§ **Task directions**
Write out the entries below once more, exactly, with the pictures left out.

§ **Task data**
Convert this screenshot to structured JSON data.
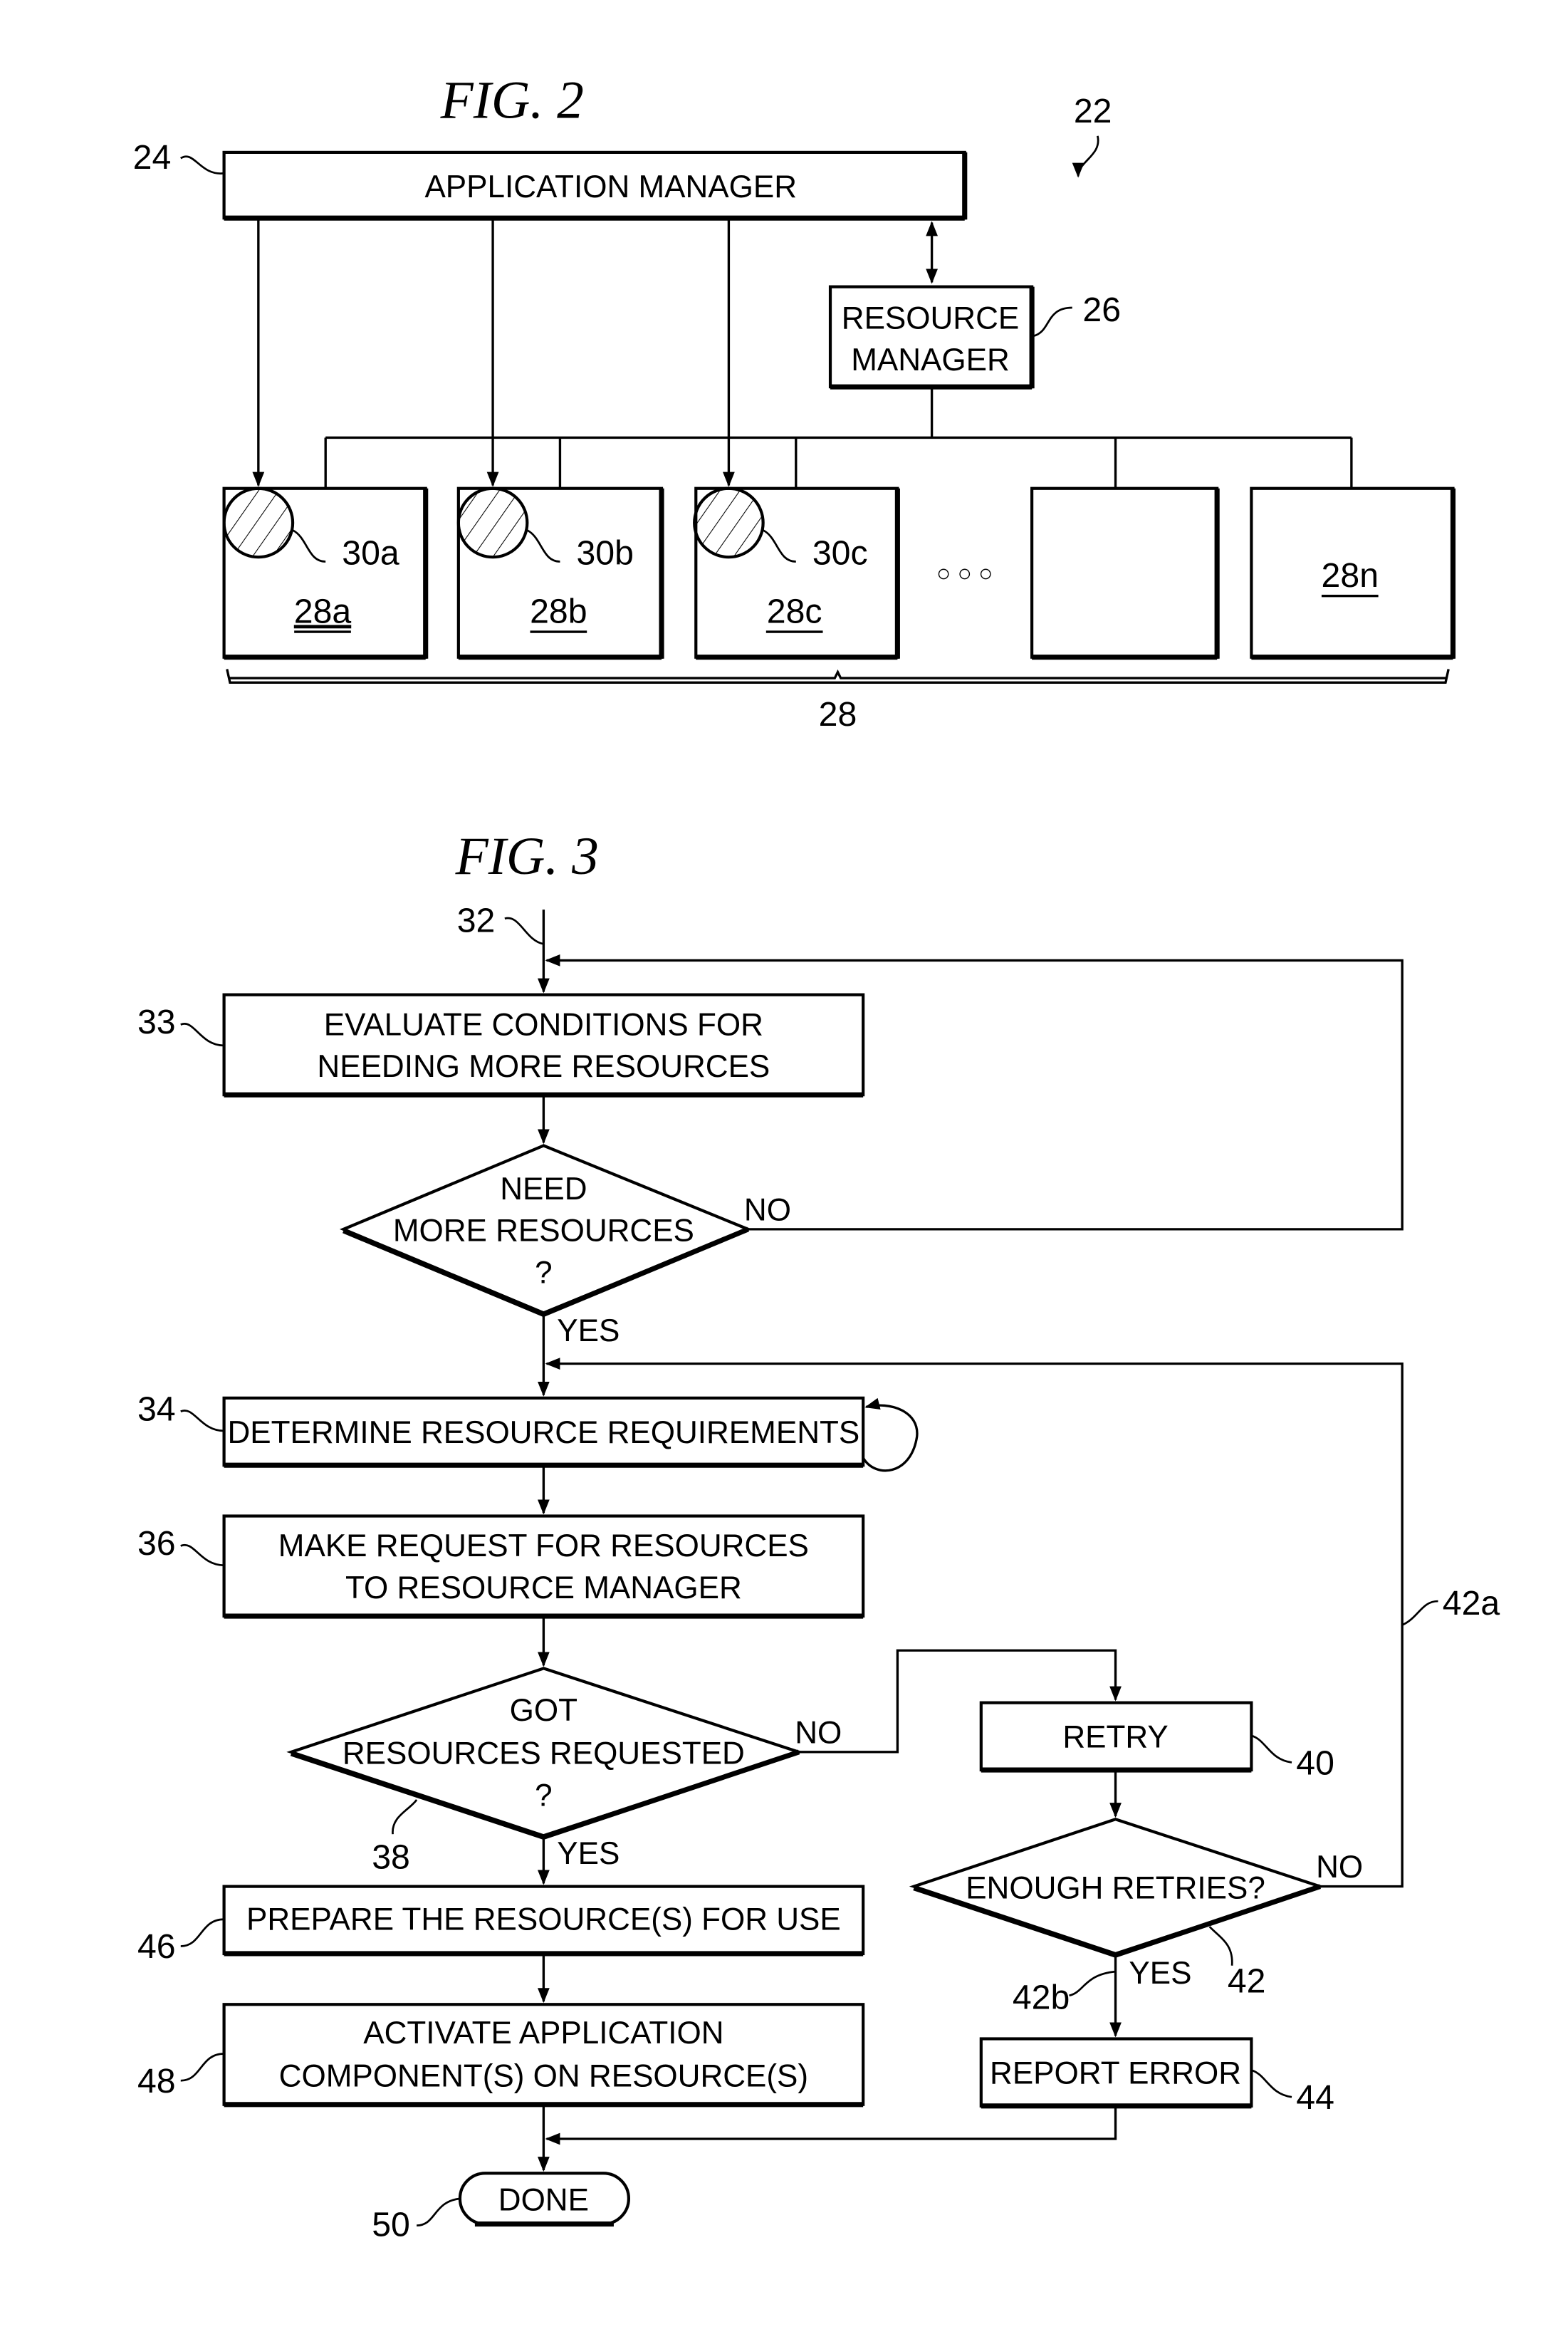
{
  "fig2": {
    "title": "FIG. 2",
    "system_ref": "22",
    "application_manager": {
      "label": "APPLICATION MANAGER",
      "ref": "24"
    },
    "resource_manager": {
      "line1": "RESOURCE",
      "line2": "MANAGER",
      "ref": "26"
    },
    "resources": [
      {
        "label": "28a",
        "component_ref": "30a"
      },
      {
        "label": "28b",
        "component_ref": "30b"
      },
      {
        "label": "28c",
        "component_ref": "30c"
      },
      {
        "label": ""
      },
      {
        "label": "28n"
      }
    ],
    "ellipsis": "○ ○ ○",
    "group_ref": "28"
  },
  "fig3": {
    "title": "FIG. 3",
    "start_ref": "32",
    "steps": {
      "evaluate": {
        "line1": "EVALUATE CONDITIONS FOR",
        "line2": "NEEDING MORE RESOURCES",
        "ref": "33"
      },
      "need_more": {
        "line1": "NEED",
        "line2": "MORE RESOURCES",
        "line3": "?",
        "no": "NO",
        "yes": "YES"
      },
      "determine": {
        "label": "DETERMINE RESOURCE REQUIREMENTS",
        "ref": "34"
      },
      "make_request": {
        "line1": "MAKE REQUEST FOR RESOURCES",
        "line2": "TO RESOURCE MANAGER",
        "ref": "36"
      },
      "got_resources": {
        "line1": "GOT",
        "line2": "RESOURCES REQUESTED",
        "line3": "?",
        "ref": "38",
        "no": "NO",
        "yes": "YES"
      },
      "retry": {
        "label": "RETRY",
        "ref": "40"
      },
      "enough_retries": {
        "label": "ENOUGH RETRIES?",
        "ref": "42",
        "no": "NO",
        "yes": "YES",
        "no_path_ref": "42a",
        "yes_path_ref": "42b"
      },
      "report_error": {
        "label": "REPORT ERROR",
        "ref": "44"
      },
      "prepare": {
        "label": "PREPARE THE RESOURCE(S) FOR USE",
        "ref": "46"
      },
      "activate": {
        "line1": "ACTIVATE APPLICATION",
        "line2": "COMPONENT(S) ON RESOURCE(S)",
        "ref": "48"
      },
      "done": {
        "label": "DONE",
        "ref": "50"
      }
    }
  }
}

§ **Solved problem**
Convert this screenshot to structured JSON data.
{
  "fig2": {
    "title": "FIG. 2",
    "system_ref": "22",
    "application_manager": {
      "label": "APPLICATION MANAGER",
      "ref": "24"
    },
    "resource_manager": {
      "line1": "RESOURCE",
      "line2": "MANAGER",
      "ref": "26"
    },
    "resources": [
      {
        "label": "28a",
        "component_ref": "30a"
      },
      {
        "label": "28b",
        "component_ref": "30b"
      },
      {
        "label": "28c",
        "component_ref": "30c"
      },
      {
        "label": ""
      },
      {
        "label": "28n"
      }
    ],
    "ellipsis": "○ ○ ○",
    "group_ref": "28"
  },
  "fig3": {
    "title": "FIG. 3",
    "start_ref": "32",
    "steps": {
      "evaluate": {
        "line1": "EVALUATE CONDITIONS FOR",
        "line2": "NEEDING MORE RESOURCES",
        "ref": "33"
      },
      "need_more": {
        "line1": "NEED",
        "line2": "MORE RESOURCES",
        "line3": "?",
        "no": "NO",
        "yes": "YES"
      },
      "determine": {
        "label": "DETERMINE RESOURCE REQUIREMENTS",
        "ref": "34"
      },
      "make_request": {
        "line1": "MAKE REQUEST FOR RESOURCES",
        "line2": "TO RESOURCE MANAGER",
        "ref": "36"
      },
      "got_resources": {
        "line1": "GOT",
        "line2": "RESOURCES REQUESTED",
        "line3": "?",
        "ref": "38",
        "no": "NO",
        "yes": "YES"
      },
      "retry": {
        "label": "RETRY",
        "ref": "40"
      },
      "enough_retries": {
        "label": "ENOUGH RETRIES?",
        "ref": "42",
        "no": "NO",
        "yes": "YES",
        "no_path_ref": "42a",
        "yes_path_ref": "42b"
      },
      "report_error": {
        "label": "REPORT ERROR",
        "ref": "44"
      },
      "prepare": {
        "label": "PREPARE THE RESOURCE(S) FOR USE",
        "ref": "46"
      },
      "activate": {
        "line1": "ACTIVATE APPLICATION",
        "line2": "COMPONENT(S) ON RESOURCE(S)",
        "ref": "48"
      },
      "done": {
        "label": "DONE",
        "ref": "50"
      }
    }
  }
}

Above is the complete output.